(Requirements)
From the entries below, say how many lines carry the word "septembre", and give nothing but the number.

=== Data ===

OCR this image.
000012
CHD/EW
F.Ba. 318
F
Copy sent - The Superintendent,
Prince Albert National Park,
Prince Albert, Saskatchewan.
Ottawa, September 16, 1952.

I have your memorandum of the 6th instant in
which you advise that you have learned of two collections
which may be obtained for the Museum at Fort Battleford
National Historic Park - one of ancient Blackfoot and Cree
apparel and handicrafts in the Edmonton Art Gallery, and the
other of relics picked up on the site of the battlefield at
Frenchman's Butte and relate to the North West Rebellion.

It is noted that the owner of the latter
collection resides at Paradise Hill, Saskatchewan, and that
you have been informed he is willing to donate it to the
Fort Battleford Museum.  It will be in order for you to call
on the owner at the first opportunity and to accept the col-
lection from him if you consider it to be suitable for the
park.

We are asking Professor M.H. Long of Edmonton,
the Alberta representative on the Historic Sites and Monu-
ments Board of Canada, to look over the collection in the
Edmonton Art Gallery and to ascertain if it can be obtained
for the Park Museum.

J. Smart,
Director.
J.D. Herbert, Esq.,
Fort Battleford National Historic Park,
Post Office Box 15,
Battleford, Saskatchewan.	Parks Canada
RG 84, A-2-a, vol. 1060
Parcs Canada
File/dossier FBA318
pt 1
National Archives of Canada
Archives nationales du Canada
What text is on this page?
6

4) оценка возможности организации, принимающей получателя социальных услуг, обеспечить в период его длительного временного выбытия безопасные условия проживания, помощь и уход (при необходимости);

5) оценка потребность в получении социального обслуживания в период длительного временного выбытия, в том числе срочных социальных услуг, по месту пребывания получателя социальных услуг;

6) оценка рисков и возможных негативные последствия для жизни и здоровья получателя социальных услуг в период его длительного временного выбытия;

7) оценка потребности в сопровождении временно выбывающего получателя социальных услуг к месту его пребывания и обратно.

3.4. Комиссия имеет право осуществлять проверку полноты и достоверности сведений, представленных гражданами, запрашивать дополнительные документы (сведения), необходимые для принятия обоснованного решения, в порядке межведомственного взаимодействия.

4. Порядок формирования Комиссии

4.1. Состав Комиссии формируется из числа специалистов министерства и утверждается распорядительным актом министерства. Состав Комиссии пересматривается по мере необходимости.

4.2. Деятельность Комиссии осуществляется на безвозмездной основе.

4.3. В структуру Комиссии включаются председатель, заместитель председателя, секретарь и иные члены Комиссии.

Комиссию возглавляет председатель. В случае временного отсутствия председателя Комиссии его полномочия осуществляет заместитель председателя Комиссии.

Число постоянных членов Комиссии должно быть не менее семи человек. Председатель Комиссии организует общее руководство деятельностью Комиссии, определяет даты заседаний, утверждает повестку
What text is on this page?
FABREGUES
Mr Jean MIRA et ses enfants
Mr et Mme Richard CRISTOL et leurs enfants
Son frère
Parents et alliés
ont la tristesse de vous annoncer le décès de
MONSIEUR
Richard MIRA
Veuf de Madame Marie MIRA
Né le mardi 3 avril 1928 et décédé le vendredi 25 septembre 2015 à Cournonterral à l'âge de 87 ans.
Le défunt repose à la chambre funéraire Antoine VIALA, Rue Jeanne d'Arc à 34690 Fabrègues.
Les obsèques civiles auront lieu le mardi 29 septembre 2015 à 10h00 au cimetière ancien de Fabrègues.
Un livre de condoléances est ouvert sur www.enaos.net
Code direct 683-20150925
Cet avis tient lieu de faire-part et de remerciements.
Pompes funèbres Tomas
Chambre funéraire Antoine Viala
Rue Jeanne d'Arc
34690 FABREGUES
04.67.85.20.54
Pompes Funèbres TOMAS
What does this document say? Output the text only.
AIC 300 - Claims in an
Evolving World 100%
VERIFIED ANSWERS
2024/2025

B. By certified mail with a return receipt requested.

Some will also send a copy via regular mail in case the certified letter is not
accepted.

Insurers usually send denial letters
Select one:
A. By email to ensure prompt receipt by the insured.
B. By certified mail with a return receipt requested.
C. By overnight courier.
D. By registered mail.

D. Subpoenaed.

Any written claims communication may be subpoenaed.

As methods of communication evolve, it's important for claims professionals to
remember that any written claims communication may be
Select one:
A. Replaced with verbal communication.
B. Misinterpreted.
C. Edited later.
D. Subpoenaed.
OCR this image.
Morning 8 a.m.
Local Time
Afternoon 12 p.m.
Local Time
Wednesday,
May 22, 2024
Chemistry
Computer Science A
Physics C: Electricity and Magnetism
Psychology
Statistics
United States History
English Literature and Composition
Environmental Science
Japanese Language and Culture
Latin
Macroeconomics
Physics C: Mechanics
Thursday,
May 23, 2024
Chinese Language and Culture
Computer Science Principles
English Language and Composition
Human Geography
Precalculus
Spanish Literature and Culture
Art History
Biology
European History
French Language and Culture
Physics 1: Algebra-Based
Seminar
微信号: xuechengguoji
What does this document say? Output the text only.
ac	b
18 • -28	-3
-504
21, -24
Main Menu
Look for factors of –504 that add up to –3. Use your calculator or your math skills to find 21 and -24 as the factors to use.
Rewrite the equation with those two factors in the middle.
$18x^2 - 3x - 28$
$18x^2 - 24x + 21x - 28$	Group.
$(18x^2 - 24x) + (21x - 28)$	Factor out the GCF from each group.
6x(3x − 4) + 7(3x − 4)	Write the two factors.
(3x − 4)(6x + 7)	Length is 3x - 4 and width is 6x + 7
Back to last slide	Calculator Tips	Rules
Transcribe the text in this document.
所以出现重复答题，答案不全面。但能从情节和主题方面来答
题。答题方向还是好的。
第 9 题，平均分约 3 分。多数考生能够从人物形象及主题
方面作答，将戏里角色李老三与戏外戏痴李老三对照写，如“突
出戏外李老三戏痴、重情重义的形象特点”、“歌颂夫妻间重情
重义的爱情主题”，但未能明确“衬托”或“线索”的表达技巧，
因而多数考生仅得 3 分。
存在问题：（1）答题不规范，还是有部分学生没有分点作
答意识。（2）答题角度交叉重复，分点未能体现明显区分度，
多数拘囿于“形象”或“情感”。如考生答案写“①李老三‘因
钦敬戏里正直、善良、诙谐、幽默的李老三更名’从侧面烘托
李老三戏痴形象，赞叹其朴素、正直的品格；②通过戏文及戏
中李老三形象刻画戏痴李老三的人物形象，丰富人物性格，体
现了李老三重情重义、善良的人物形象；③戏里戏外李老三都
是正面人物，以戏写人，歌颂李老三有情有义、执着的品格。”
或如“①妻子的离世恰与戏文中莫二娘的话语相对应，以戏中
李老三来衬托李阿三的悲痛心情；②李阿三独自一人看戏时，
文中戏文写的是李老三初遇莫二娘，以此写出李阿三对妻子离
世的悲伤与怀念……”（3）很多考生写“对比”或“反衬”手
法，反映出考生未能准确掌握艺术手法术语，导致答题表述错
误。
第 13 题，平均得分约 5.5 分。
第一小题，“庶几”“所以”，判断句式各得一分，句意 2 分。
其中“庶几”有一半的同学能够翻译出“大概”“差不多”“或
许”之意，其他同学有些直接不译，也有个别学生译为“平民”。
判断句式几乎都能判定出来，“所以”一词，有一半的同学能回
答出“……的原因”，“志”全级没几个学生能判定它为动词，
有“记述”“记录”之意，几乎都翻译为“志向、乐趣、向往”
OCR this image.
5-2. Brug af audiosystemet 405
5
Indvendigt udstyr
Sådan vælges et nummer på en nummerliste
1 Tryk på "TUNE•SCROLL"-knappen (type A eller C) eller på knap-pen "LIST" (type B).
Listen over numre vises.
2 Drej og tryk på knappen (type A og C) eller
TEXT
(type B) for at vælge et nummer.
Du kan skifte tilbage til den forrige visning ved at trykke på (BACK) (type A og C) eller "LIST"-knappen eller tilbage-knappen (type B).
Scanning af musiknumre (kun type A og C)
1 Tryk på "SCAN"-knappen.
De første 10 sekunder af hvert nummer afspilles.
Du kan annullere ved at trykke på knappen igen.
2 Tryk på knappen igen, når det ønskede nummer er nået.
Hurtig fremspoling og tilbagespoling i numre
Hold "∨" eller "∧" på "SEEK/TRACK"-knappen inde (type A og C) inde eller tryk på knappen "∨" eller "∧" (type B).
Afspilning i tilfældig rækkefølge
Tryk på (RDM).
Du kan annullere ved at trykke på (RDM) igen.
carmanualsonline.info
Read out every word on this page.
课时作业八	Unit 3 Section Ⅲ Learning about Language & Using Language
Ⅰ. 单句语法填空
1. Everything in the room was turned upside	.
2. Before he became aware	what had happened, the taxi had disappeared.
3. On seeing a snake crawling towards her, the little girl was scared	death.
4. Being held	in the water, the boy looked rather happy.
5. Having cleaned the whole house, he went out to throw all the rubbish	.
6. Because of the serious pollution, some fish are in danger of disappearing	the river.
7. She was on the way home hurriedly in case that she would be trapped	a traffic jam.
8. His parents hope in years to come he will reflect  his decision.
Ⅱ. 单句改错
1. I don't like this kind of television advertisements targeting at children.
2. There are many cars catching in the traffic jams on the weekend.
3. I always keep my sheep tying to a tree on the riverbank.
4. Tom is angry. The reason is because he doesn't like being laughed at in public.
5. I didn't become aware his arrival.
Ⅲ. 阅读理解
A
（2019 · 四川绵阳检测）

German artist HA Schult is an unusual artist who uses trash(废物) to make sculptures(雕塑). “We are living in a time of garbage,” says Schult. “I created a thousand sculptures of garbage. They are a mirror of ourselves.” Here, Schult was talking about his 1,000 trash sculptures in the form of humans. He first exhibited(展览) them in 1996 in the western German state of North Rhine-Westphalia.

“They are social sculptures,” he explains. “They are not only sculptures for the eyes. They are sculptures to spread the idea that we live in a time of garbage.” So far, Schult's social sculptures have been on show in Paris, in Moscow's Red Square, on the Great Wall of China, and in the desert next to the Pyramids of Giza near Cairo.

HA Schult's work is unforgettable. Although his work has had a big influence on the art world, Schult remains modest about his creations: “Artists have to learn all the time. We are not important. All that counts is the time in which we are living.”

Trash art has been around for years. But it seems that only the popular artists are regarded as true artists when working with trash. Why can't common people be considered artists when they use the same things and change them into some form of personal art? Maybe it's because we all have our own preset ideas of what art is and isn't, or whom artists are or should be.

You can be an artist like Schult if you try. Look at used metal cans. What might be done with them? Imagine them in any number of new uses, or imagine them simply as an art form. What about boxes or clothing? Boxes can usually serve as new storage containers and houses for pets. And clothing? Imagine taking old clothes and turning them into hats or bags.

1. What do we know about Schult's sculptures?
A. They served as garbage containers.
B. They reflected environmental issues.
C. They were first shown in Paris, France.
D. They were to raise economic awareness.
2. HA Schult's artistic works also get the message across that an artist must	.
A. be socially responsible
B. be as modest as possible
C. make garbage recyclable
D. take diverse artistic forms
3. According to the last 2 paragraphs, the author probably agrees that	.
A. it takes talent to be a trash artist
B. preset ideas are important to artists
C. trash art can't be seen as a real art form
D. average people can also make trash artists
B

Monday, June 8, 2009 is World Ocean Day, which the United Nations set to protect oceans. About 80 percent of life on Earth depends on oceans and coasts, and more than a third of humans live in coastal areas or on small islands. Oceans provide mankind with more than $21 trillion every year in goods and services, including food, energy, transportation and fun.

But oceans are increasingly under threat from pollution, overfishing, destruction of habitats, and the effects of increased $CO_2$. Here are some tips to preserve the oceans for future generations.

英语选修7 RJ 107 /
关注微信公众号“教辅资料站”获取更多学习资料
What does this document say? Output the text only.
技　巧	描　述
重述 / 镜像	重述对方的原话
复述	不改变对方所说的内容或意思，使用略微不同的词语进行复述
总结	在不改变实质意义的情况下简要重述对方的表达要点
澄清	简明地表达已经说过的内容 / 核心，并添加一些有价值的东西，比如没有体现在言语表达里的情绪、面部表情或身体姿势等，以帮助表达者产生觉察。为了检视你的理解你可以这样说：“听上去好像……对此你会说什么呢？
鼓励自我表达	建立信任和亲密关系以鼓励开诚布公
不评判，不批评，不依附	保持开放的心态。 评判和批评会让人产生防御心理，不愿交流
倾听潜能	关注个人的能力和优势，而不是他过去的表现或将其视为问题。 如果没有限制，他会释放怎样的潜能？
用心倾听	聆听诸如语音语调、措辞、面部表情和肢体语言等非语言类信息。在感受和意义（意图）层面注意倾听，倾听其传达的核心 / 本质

===

(Complete response)
2